**Dataset records:**
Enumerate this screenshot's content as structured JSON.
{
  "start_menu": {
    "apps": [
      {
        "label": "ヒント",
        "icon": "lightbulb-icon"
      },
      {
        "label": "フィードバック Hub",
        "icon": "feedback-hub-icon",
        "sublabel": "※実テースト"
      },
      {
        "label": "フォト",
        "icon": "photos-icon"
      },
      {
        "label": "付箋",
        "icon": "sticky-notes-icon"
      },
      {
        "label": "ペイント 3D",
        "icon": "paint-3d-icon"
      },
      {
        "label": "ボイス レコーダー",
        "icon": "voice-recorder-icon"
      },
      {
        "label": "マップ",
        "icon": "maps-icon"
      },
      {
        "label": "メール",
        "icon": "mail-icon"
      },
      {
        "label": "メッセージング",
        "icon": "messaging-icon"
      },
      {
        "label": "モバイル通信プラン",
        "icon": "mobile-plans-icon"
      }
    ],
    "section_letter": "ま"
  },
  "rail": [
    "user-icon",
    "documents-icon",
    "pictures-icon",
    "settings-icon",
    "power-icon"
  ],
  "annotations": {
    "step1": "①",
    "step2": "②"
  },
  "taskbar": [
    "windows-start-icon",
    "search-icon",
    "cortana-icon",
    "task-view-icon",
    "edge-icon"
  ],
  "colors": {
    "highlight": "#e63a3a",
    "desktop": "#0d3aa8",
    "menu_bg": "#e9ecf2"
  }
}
...
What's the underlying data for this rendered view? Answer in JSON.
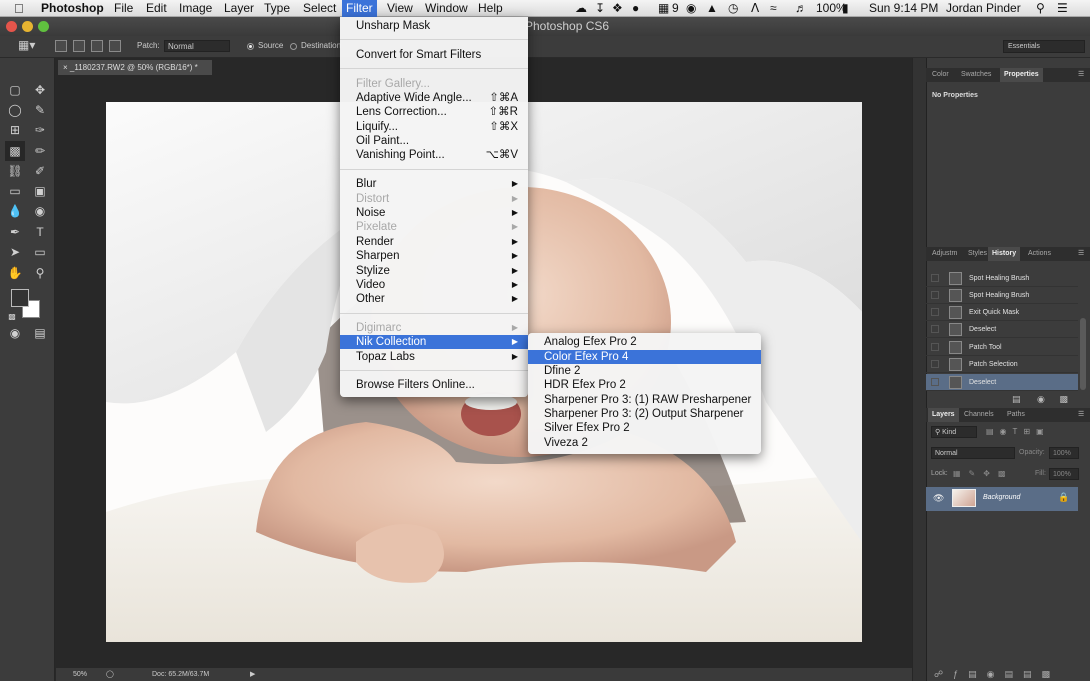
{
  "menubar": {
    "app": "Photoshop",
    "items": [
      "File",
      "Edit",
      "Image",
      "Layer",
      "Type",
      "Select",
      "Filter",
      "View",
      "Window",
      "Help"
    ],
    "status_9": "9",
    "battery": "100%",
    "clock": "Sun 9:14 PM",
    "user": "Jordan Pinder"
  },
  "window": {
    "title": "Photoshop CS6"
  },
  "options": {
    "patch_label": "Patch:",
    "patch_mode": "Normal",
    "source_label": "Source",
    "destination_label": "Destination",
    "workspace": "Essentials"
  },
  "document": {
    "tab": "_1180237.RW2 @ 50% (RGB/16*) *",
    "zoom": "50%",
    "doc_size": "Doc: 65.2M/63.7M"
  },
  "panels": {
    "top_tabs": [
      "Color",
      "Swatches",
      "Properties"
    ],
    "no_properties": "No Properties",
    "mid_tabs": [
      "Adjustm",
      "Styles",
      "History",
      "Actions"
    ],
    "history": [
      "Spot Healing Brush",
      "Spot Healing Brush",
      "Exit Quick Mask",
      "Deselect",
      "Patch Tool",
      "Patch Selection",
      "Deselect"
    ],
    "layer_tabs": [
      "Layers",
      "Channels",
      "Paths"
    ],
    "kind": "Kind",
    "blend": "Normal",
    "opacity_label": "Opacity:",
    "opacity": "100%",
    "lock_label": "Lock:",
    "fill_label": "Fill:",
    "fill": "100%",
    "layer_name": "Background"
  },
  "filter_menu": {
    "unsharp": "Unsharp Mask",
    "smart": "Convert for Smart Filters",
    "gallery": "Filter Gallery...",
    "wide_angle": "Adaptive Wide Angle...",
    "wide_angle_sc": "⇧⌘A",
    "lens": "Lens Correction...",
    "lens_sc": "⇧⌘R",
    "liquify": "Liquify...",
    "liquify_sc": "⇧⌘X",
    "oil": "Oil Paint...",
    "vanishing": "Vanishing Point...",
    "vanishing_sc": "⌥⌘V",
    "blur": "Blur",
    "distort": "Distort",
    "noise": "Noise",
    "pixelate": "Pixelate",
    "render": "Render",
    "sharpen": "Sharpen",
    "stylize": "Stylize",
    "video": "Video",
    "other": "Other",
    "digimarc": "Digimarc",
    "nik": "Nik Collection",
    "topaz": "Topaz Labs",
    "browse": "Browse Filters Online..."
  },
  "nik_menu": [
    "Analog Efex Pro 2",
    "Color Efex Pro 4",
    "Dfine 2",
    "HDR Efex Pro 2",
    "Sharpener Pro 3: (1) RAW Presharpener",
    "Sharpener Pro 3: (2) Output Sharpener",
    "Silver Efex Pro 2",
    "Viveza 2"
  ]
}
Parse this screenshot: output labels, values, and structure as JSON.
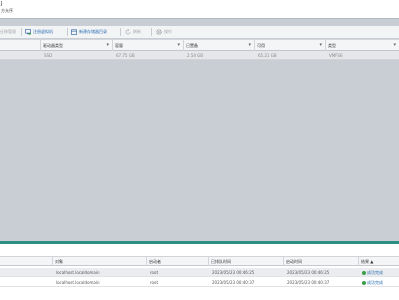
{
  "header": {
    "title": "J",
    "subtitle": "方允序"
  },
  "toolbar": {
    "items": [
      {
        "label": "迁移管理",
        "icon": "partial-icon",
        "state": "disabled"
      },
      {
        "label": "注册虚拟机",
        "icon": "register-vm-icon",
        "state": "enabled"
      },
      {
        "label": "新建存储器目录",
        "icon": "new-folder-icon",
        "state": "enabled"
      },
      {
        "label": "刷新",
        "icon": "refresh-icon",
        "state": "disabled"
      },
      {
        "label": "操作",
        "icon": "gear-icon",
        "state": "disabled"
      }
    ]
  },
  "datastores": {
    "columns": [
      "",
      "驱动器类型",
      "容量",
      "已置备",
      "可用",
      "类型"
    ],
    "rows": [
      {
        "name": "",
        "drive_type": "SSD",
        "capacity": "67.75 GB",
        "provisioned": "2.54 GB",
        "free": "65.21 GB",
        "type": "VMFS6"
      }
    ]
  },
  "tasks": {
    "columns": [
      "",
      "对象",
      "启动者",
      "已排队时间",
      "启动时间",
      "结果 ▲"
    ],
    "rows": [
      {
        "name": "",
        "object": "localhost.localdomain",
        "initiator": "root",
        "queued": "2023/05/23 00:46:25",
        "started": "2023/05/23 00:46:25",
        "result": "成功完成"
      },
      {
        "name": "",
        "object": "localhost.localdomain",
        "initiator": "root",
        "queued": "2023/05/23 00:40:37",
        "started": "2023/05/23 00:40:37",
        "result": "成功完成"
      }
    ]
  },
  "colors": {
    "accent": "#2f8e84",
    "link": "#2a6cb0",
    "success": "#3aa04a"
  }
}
==
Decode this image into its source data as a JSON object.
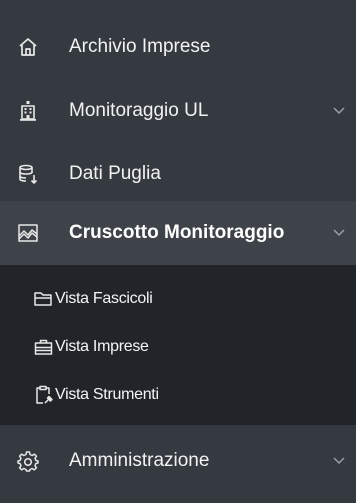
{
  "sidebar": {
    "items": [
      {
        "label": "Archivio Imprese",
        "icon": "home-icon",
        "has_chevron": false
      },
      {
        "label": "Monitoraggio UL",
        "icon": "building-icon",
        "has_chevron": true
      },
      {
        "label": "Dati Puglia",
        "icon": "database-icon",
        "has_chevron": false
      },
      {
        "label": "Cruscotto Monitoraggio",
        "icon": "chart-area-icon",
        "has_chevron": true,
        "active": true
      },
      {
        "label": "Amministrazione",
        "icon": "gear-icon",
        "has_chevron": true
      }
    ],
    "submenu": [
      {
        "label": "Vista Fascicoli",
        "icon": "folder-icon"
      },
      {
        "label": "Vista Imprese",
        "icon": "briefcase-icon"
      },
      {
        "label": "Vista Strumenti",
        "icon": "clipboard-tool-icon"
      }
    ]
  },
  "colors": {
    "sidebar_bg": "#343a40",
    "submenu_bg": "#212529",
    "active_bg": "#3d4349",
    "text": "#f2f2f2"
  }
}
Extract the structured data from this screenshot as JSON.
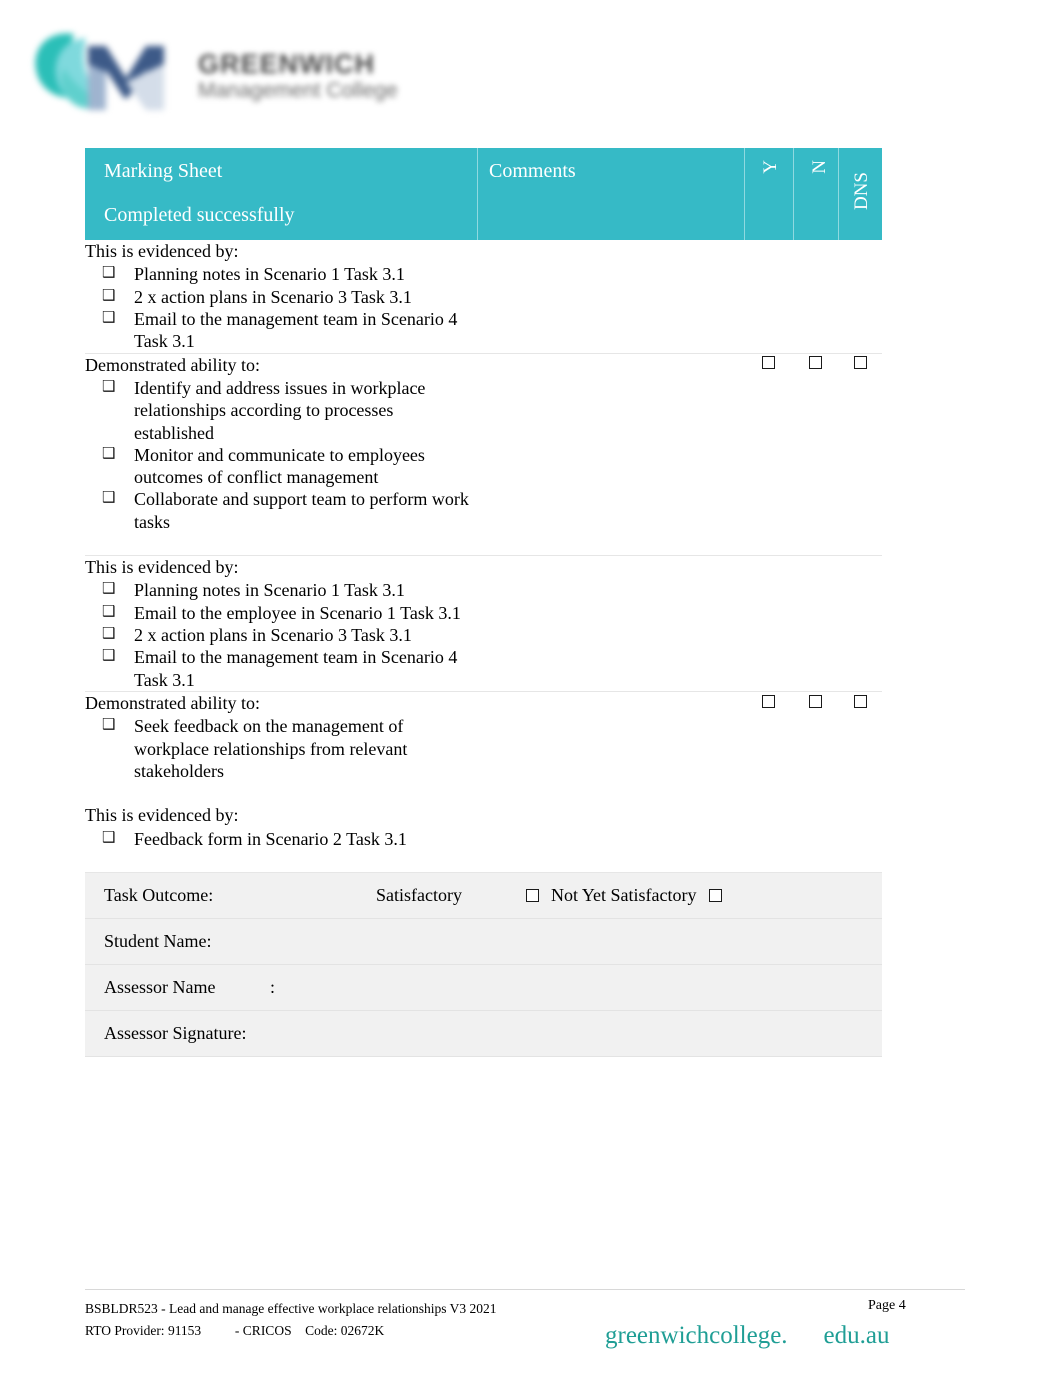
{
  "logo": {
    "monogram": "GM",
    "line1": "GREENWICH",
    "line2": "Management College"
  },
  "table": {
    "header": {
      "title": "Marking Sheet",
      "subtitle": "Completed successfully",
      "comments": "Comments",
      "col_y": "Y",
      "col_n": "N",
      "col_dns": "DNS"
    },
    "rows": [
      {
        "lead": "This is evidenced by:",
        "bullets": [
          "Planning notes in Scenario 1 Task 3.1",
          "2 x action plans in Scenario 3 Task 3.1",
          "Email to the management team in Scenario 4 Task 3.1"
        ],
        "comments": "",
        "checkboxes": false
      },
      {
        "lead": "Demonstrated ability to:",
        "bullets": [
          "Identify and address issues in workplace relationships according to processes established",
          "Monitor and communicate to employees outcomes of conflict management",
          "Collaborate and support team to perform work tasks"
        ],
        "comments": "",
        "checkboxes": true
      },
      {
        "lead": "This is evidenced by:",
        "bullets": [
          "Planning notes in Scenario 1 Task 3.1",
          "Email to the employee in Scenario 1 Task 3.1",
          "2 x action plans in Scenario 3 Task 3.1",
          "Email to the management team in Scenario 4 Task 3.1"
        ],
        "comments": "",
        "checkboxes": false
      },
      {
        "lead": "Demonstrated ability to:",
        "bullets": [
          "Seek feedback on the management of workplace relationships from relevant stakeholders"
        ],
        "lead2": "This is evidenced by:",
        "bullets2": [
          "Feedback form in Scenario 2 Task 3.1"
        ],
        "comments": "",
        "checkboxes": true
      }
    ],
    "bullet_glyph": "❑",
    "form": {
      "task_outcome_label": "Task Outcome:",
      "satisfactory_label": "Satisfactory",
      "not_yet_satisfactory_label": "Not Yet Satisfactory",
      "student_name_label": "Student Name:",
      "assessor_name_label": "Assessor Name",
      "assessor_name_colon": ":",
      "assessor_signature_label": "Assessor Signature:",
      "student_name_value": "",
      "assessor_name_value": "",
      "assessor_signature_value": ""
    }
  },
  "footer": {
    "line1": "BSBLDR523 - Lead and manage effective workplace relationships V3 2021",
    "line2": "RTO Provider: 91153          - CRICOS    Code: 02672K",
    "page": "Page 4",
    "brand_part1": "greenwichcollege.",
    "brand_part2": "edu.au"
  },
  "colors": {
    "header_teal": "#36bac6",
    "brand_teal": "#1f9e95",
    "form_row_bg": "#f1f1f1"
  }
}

**Written task:**
Of the lines in the data above, how many contain the word "Imprese"? Give only that figure.

**Result:**
2